──────── Text
Drücke ich mich so unverständlich aus ? 

Ich will doch nicht den Style 1 zu 1 kopieren, sondern ich möchte selbst was in dieser Richtung machen, aber dazu brauche ich halt einige Anhaltspunkte ...

z.b. welche Schriftarten da passen; wie man die Ausgangsbilder mit diesen Braun-Orange & Rot Tönen versehen bzw. einfärben kann; eventuelle Filter (ist da nicht z.b. der Weichzeichner verwendet worden ??) ...

Nur ein bisschen Hilfe und einige Tipps, ich will ja selbst was machen und nicht rippen/kopieren ...


----------



## shiver (11. Mai 2002)

ach jungsche =(

das kann man alles generell nicht so sagen, du musst versuchen, probieren, okay?


----------



## Marvin (11. Mai 2002)

ja, du drückst dich verständlich aus. Ich kann dir leider nicht helfen, dafür sind meine 'skills' in Sachen Photoshop einfach (noch?) zu schlecht.
Aber ich denke für deine Frage ist dieses Board wohl die falsche Anlaufstelle .
Siehst ja was bei rauskommt.


----------



## Storch (11. Mai 2002)

Hmm ... ich werd mal 'n bisschen probieren - ansonsten muss ich vielleicht mal den Designer der Site fragen ... auch wenn der mir ein bisschen zu freakig ist


----------



## Bomber (11. Mai 2002)

nimm halt dirt brushes, leg ne textur drüber spiel mit den ebenenmodi leg noch ne textur drüber färb das ganze leicht kritzel n bisschen drüber. "grunge" ist wirklich net allzuschwer.


----------



## Zack|De|La|Rocha (13. Mai 2002)

ja nur sieht der beiden leuten die sagen "grunge ist nicht schwer" ******** aus


----------



## shiver (13. Mai 2002)

^^


----------



## SirNeo (13. Mai 2002)

Stöber mal nen bischen bei den Photoshop Tutorials rum, dann wirst du fündig.



> _Original geschrieben von Zack|De|La|Rocha _
> *ja nur sieht der beiden leuten die sagen "grunge ist nicht schwer" ******** aus *



Sehe ich genauso, auf die Kunst es richtig anzuwenden kommt es an, nicht daruaf etwas nachzumachen, das WIE kann sich jeder aneigenen wenn er sich mühe gibt.


----------



## Bomber (13. Mai 2002)




----------



## Bomber (13. Mai 2002)

> _Original geschrieben von Zack|De|La|Rocha _
> *ja nur sieht der beiden leuten die sagen "grunge ist nicht schwer" ******** aus *



da fühlt sich aber bestimmt jemand angepisst.
────────────────
**Kurze Übung:**
Kopiere aus dem Forumsthread über den Grunge-Stil oben den Abschnitt von „z.b. welche Schriftarten“ bis „worden ??) ...“ wortgetreu.
──────── Gegebene Informationen
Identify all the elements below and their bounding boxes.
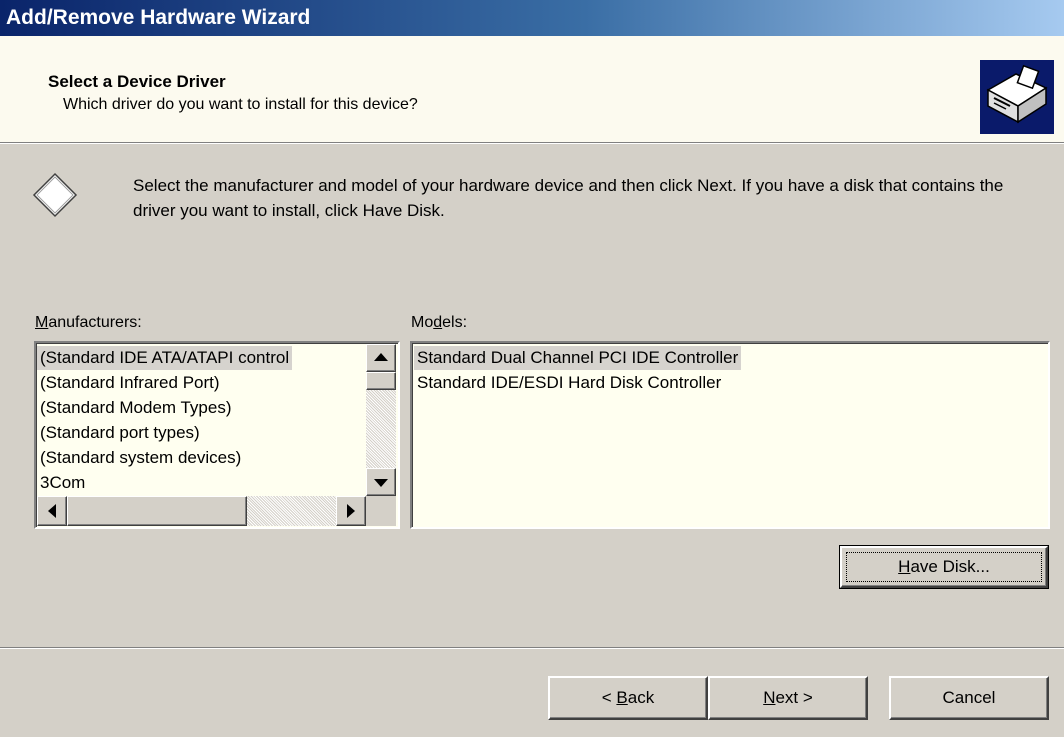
- wizard-header: Select a Device Driver Which driver do y…: [0, 36, 1064, 143]
- list-item[interactable]: 3Com: [37, 471, 88, 495]
- scroll-right-button[interactable]: [336, 496, 366, 526]
- header-divider: [0, 143, 1064, 144]
- arrow-down-icon: [374, 479, 388, 487]
- manufacturers-label-text: anufacturers:: [48, 314, 142, 331]
- scroll-up-button[interactable]: [366, 344, 396, 372]
- horizontal-scroll-thumb[interactable]: [67, 496, 247, 526]
- scroll-left-button[interactable]: [37, 496, 67, 526]
- manufacturers-listbox[interactable]: (Standard IDE ATA/ATAPI control (Standar…: [34, 341, 400, 529]
- arrow-up-icon: [374, 353, 388, 361]
- instructions-text: Select the manufacturer and model of you…: [133, 176, 1004, 220]
- arrow-right-icon: [347, 504, 355, 518]
- back-label: ack: [627, 688, 655, 707]
- hardware-wizard-icon: [980, 60, 1054, 134]
- list-item[interactable]: (Standard system devices): [37, 446, 244, 470]
- list-item[interactable]: Standard Dual Channel PCI IDE Controller: [414, 346, 742, 370]
- horizontal-scrollbar[interactable]: [37, 496, 366, 526]
- back-accelerator: B: [616, 688, 628, 707]
- manufacturers-label-accelerator: M: [35, 314, 49, 331]
- have-disk-button[interactable]: Have Disk...: [839, 545, 1049, 589]
- page-subtitle: Which driver do you want to install for …: [63, 96, 418, 113]
- manufacturers-label: Manufacturers:: [35, 314, 142, 332]
- list-item[interactable]: (Standard IDE ATA/ATAPI control: [37, 346, 293, 370]
- list-item[interactable]: (Standard Modem Types): [37, 396, 235, 420]
- models-label-end: els:: [442, 314, 468, 331]
- models-listbox[interactable]: Standard Dual Channel PCI IDE Controller…: [410, 341, 1050, 529]
- next-accelerator: N: [763, 688, 776, 707]
- next-label: ext >: [775, 688, 813, 707]
- list-item[interactable]: Standard IDE/ESDI Hard Disk Controller: [414, 371, 724, 395]
- cancel-label: Cancel: [942, 688, 996, 707]
- models-label-accelerator: d: [433, 314, 443, 331]
- arrow-left-icon: [48, 504, 56, 518]
- back-button[interactable]: < Back: [548, 676, 708, 720]
- window-titlebar[interactable]: Add/Remove Hardware Wizard: [0, 0, 1064, 36]
- diamond-icon: [32, 172, 78, 218]
- focus-rectangle: [846, 552, 1042, 582]
- list-item[interactable]: (Standard port types): [37, 421, 203, 445]
- models-label-start: Mo: [411, 314, 434, 331]
- footer-separator: [0, 647, 1064, 649]
- next-button[interactable]: Next >: [708, 676, 868, 720]
- cancel-button[interactable]: Cancel: [889, 676, 1049, 720]
- models-label: Models:: [411, 314, 467, 332]
- window-title: Add/Remove Hardware Wizard: [6, 6, 311, 29]
- vertical-scrollbar[interactable]: [366, 344, 396, 496]
- scrollbar-corner: [366, 496, 396, 526]
- scroll-thumb[interactable]: [366, 372, 396, 390]
- page-title: Select a Device Driver: [48, 72, 226, 91]
- scroll-down-button[interactable]: [366, 468, 396, 496]
- list-item[interactable]: (Standard Infrared Port): [37, 371, 223, 395]
- back-arrow: <: [601, 688, 617, 707]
────────────────
**Ergebnis der Aufgabe:**
z.b. welche Schriftarten da passen; wie man die Ausgangsbilder mit diesen Braun-Orange & Rot Tönen versehen bzw. einfärben kann; eventuelle Filter (ist da nicht z.b. der Weichzeichner verwendet worden ??) ...